▸ **WRITTEN TASK**: Which lines contain the word "huaon"? Return each of them as written.

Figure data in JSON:

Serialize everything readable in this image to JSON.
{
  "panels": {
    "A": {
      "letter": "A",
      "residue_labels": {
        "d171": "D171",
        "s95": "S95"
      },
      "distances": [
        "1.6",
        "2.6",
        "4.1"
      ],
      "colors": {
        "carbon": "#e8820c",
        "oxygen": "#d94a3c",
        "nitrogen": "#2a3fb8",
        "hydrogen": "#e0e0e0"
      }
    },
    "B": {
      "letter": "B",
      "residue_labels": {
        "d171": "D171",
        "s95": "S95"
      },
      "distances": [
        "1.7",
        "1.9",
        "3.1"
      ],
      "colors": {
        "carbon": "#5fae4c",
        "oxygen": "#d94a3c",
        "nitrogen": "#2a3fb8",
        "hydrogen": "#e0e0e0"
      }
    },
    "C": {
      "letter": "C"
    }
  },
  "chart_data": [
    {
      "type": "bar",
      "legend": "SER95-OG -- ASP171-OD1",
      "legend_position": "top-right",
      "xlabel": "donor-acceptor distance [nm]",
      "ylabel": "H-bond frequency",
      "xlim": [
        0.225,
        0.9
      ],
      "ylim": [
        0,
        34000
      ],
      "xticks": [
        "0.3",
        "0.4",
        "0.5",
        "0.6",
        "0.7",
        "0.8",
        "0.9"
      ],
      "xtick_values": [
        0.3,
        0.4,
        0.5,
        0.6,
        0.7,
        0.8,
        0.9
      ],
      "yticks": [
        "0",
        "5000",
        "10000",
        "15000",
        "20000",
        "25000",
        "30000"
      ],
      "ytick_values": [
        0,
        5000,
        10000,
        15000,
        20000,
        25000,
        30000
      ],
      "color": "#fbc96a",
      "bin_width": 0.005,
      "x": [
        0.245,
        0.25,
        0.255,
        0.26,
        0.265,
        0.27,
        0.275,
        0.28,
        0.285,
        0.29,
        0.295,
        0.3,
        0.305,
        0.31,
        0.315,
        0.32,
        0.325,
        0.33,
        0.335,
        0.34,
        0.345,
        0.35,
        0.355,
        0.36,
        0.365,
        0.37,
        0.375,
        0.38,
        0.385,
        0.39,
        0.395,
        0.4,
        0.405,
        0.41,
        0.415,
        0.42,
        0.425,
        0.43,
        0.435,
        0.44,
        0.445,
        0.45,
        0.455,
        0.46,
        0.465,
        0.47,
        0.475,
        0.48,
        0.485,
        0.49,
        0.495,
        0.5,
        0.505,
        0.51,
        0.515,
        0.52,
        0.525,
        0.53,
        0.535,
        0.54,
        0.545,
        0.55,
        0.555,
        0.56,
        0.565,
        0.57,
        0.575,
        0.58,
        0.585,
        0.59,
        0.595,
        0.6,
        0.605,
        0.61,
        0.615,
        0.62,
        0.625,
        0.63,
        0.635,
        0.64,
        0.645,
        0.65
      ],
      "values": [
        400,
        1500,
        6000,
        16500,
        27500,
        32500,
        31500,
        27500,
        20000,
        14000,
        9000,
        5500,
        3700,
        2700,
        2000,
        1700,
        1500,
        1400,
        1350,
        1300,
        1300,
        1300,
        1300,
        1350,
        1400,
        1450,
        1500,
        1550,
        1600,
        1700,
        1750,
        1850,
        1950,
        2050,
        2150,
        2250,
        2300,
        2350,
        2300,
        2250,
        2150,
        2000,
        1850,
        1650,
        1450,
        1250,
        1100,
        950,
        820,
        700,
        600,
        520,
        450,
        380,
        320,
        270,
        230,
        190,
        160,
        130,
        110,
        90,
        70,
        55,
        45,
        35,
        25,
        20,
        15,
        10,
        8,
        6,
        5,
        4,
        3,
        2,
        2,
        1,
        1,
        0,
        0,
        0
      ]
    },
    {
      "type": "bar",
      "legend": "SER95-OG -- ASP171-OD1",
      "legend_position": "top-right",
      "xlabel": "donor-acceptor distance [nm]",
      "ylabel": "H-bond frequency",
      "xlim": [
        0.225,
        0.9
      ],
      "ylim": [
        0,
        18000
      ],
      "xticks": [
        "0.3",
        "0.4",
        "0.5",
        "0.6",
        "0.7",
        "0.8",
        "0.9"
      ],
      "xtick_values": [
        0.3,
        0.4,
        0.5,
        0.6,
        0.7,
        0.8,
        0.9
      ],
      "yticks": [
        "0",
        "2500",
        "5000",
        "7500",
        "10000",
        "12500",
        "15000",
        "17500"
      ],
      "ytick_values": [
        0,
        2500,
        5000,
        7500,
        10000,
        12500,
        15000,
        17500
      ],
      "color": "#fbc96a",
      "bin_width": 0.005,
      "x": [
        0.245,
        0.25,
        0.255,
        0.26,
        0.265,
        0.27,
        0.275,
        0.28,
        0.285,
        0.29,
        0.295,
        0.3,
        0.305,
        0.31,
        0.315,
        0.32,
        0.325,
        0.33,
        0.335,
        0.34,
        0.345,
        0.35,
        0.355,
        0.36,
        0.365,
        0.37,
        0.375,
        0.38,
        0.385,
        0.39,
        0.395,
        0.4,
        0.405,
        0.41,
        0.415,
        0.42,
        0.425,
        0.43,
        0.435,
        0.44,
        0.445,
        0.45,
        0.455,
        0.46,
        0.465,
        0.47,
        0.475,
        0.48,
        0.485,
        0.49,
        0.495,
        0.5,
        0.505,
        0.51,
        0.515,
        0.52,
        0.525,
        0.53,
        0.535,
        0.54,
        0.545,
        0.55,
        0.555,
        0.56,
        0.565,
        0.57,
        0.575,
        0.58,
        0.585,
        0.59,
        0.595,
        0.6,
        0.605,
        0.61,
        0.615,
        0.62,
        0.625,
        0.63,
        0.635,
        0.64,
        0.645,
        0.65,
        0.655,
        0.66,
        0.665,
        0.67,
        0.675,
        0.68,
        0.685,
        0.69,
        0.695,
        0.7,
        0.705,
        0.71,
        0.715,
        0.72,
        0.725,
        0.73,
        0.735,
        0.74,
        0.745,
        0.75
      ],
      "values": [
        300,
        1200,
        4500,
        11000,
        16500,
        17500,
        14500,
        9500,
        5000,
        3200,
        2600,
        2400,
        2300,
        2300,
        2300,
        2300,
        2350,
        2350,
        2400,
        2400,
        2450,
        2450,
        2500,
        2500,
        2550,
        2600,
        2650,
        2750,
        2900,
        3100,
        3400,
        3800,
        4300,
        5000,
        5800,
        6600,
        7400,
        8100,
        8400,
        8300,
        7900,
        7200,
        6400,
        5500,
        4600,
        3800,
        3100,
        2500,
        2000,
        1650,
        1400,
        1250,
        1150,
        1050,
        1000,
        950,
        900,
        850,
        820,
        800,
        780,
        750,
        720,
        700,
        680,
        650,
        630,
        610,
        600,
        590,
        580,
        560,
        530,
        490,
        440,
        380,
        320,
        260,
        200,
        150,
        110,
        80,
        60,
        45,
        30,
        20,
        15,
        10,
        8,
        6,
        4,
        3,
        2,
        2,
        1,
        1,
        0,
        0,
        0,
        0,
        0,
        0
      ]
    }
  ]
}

--

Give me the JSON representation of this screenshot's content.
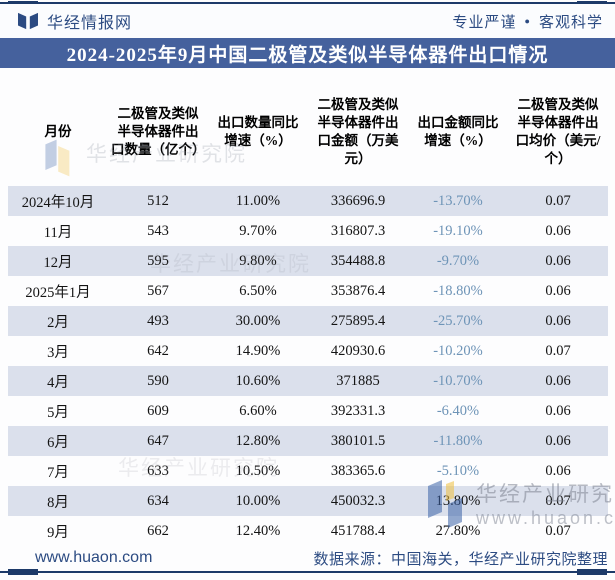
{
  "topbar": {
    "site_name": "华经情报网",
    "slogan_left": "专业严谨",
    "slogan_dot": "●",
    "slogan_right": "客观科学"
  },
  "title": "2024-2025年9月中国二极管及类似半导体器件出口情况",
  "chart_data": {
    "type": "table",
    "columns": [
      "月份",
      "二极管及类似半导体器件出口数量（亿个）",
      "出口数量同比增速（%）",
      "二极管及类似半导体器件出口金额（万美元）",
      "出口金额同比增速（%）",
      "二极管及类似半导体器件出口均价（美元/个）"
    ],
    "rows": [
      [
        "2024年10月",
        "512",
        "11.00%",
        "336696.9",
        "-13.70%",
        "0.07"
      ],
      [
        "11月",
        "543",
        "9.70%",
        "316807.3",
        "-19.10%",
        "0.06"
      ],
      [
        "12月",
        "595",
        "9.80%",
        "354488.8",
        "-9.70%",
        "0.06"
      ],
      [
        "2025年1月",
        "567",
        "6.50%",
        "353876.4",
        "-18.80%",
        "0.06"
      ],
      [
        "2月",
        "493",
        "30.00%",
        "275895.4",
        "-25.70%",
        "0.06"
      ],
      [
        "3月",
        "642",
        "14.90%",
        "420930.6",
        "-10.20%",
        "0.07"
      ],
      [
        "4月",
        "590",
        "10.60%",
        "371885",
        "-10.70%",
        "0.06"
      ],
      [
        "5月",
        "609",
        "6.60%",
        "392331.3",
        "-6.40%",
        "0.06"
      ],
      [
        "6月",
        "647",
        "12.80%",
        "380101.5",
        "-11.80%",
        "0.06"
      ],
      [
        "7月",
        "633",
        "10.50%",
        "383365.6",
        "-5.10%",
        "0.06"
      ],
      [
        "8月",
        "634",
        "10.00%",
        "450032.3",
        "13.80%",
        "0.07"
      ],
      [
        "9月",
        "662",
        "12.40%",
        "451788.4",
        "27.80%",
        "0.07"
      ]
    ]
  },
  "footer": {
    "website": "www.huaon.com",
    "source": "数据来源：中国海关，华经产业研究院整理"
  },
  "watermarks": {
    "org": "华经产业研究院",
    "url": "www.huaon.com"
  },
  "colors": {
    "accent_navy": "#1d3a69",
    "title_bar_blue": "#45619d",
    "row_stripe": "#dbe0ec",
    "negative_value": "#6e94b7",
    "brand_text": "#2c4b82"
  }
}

▸ **SOLUTION BELOW**:
    "website": "www.huaon.com",
    "url": "www.huaon.com"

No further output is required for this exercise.